**Task details**
Extract every record, exactly as written, and ignore the pictures.

**Data**
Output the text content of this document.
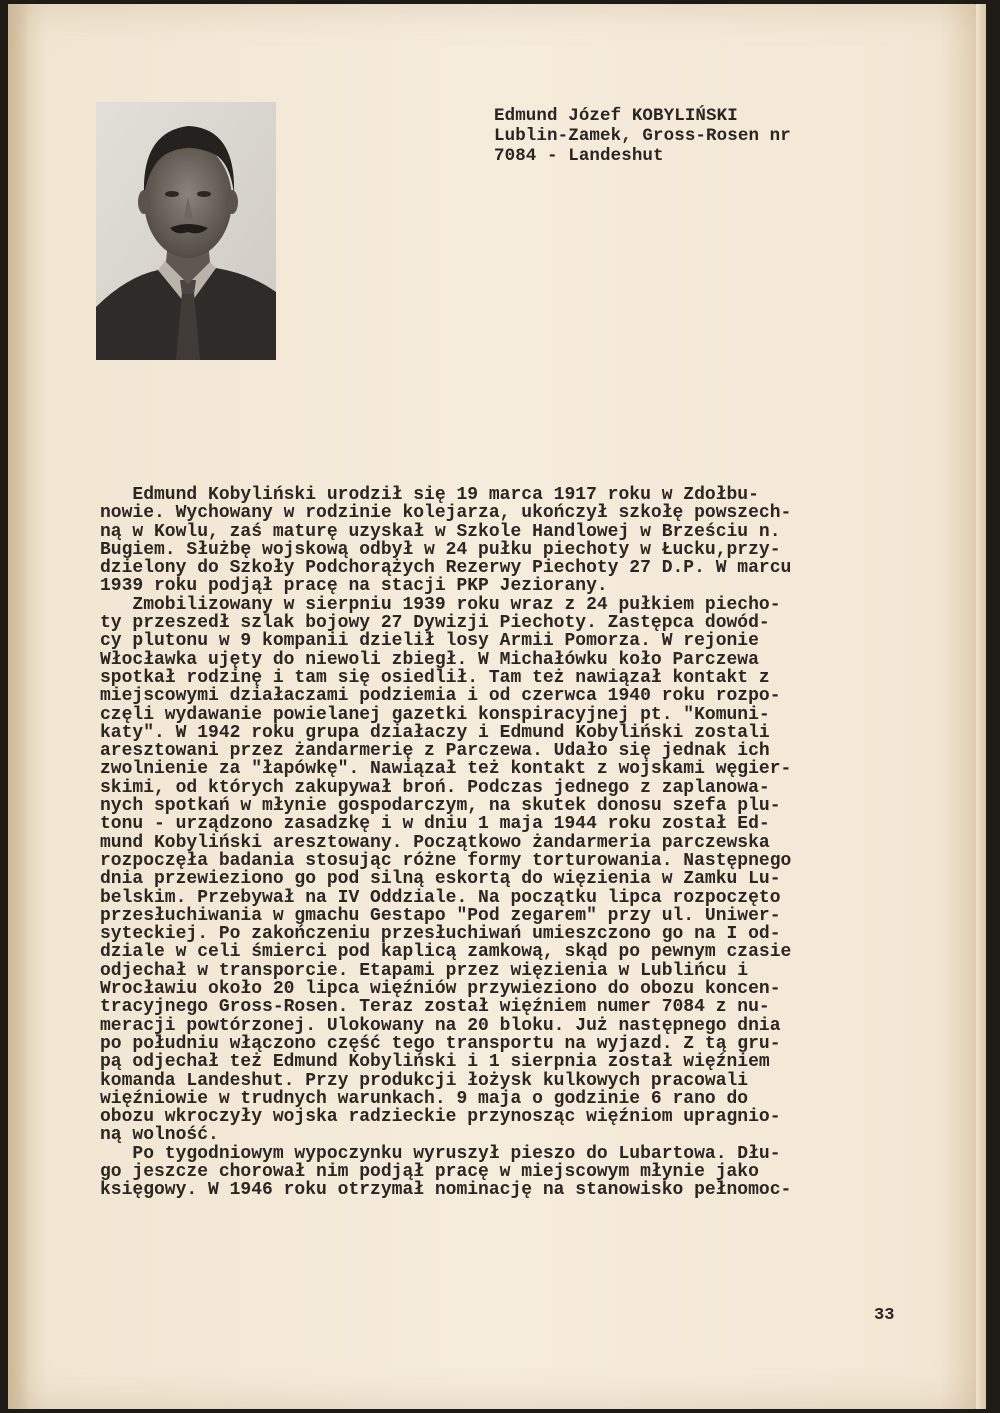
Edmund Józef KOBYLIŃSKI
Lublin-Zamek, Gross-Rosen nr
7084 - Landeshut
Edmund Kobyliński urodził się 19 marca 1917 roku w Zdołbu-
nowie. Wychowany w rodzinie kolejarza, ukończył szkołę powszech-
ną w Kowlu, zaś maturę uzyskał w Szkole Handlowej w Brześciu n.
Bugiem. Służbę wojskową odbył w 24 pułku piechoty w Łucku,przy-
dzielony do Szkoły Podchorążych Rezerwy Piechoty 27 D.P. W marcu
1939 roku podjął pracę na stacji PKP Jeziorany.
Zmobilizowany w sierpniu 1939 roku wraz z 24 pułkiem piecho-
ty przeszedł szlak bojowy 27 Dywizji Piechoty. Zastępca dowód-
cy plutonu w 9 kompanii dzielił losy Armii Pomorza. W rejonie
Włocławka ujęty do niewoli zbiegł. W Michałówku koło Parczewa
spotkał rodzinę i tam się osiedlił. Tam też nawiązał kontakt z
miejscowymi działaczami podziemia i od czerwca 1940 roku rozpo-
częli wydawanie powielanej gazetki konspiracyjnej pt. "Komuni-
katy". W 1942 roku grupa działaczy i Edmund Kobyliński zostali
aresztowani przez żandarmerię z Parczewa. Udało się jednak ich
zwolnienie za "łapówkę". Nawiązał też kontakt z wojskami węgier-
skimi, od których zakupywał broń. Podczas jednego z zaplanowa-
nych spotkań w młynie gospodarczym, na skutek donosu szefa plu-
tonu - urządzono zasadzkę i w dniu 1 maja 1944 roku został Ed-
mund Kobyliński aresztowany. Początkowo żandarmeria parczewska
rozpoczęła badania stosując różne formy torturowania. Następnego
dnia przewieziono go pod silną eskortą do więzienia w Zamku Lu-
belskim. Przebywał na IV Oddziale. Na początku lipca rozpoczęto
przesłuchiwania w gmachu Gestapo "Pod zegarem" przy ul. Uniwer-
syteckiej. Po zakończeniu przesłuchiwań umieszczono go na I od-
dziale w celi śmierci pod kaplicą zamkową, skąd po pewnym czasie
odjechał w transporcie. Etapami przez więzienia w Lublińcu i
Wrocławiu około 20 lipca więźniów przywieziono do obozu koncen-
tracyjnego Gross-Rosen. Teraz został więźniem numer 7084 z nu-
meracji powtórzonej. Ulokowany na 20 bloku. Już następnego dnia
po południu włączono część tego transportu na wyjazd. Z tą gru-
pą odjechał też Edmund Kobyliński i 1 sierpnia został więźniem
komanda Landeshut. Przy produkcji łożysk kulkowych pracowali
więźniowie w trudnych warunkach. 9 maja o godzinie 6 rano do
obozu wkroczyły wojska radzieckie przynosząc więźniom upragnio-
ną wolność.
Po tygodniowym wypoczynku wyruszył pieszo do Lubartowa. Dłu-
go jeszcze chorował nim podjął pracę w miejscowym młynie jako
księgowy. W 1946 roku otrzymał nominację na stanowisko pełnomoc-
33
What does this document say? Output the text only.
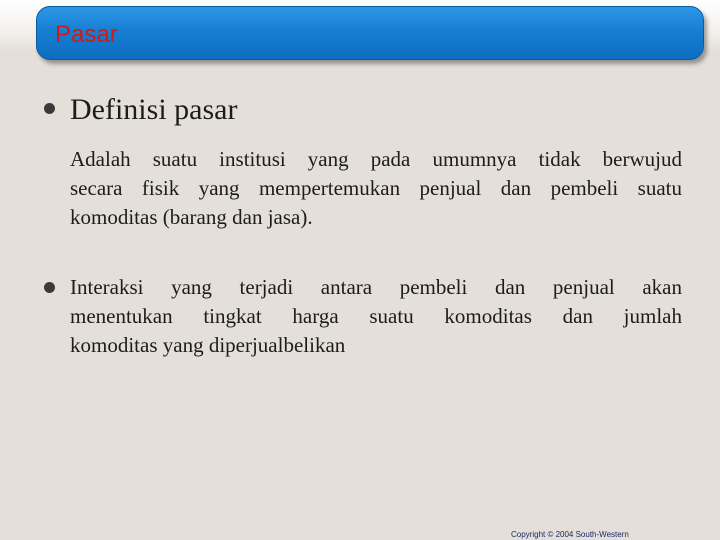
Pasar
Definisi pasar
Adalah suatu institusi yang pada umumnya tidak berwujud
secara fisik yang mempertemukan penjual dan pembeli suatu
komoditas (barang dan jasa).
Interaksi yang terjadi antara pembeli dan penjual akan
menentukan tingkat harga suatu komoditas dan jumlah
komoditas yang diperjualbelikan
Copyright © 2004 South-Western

**Complete response**
Output the text content of this document.
Edmund Józef KOBYLIŃSKI
Lublin-Zamek, Gross-Rosen nr
7084 - Landeshut
Edmund Kobyliński urodził się 19 marca 1917 roku w Zdołbu-
nowie. Wychowany w rodzinie kolejarza, ukończył szkołę powszech-
ną w Kowlu, zaś maturę uzyskał w Szkole Handlowej w Brześciu n.
Bugiem. Służbę wojskową odbył w 24 pułku piechoty w Łucku,przy-
dzielony do Szkoły Podchorążych Rezerwy Piechoty 27 D.P. W marcu
1939 roku podjął pracę na stacji PKP Jeziorany.
Zmobilizowany w sierpniu 1939 roku wraz z 24 pułkiem piecho-
ty przeszedł szlak bojowy 27 Dywizji Piechoty. Zastępca dowód-
cy plutonu w 9 kompanii dzielił losy Armii Pomorza. W rejonie
Włocławka ujęty do niewoli zbiegł. W Michałówku koło Parczewa
spotkał rodzinę i tam się osiedlił. Tam też nawiązał kontakt z
miejscowymi działaczami podziemia i od czerwca 1940 roku rozpo-
częli wydawanie powielanej gazetki konspiracyjnej pt. "Komuni-
katy". W 1942 roku grupa działaczy i Edmund Kobyliński zostali
aresztowani przez żandarmerię z Parczewa. Udało się jednak ich
zwolnienie za "łapówkę". Nawiązał też kontakt z wojskami węgier-
skimi, od których zakupywał broń. Podczas jednego z zaplanowa-
nych spotkań w młynie gospodarczym, na skutek donosu szefa plu-
tonu - urządzono zasadzkę i w dniu 1 maja 1944 roku został Ed-
mund Kobyliński aresztowany. Początkowo żandarmeria parczewska
rozpoczęła badania stosując różne formy torturowania. Następnego
dnia przewieziono go pod silną eskortą do więzienia w Zamku Lu-
belskim. Przebywał na IV Oddziale. Na początku lipca rozpoczęto
przesłuchiwania w gmachu Gestapo "Pod zegarem" przy ul. Uniwer-
syteckiej. Po zakończeniu przesłuchiwań umieszczono go na I od-
dziale w celi śmierci pod kaplicą zamkową, skąd po pewnym czasie
odjechał w transporcie. Etapami przez więzienia w Lublińcu i
Wrocławiu około 20 lipca więźniów przywieziono do obozu koncen-
tracyjnego Gross-Rosen. Teraz został więźniem numer 7084 z nu-
meracji powtórzonej. Ulokowany na 20 bloku. Już następnego dnia
po południu włączono część tego transportu na wyjazd. Z tą gru-
pą odjechał też Edmund Kobyliński i 1 sierpnia został więźniem
komanda Landeshut. Przy produkcji łożysk kulkowych pracowali
więźniowie w trudnych warunkach. 9 maja o godzinie 6 rano do
obozu wkroczyły wojska radzieckie przynosząc więźniom upragnio-
ną wolność.
Po tygodniowym wypoczynku wyruszył pieszo do Lubartowa. Dłu-
go jeszcze chorował nim podjął pracę w miejscowym młynie jako
księgowy. W 1946 roku otrzymał nominację na stanowisko pełnomoc-
33
What does this document say? Output the text only.
Pasar
Definisi pasar
Adalah suatu institusi yang pada umumnya tidak berwujud
secara fisik yang mempertemukan penjual dan pembeli suatu
komoditas (barang dan jasa).
Interaksi yang terjadi antara pembeli dan penjual akan
menentukan tingkat harga suatu komoditas dan jumlah
komoditas yang diperjualbelikan
Copyright © 2004 South-Western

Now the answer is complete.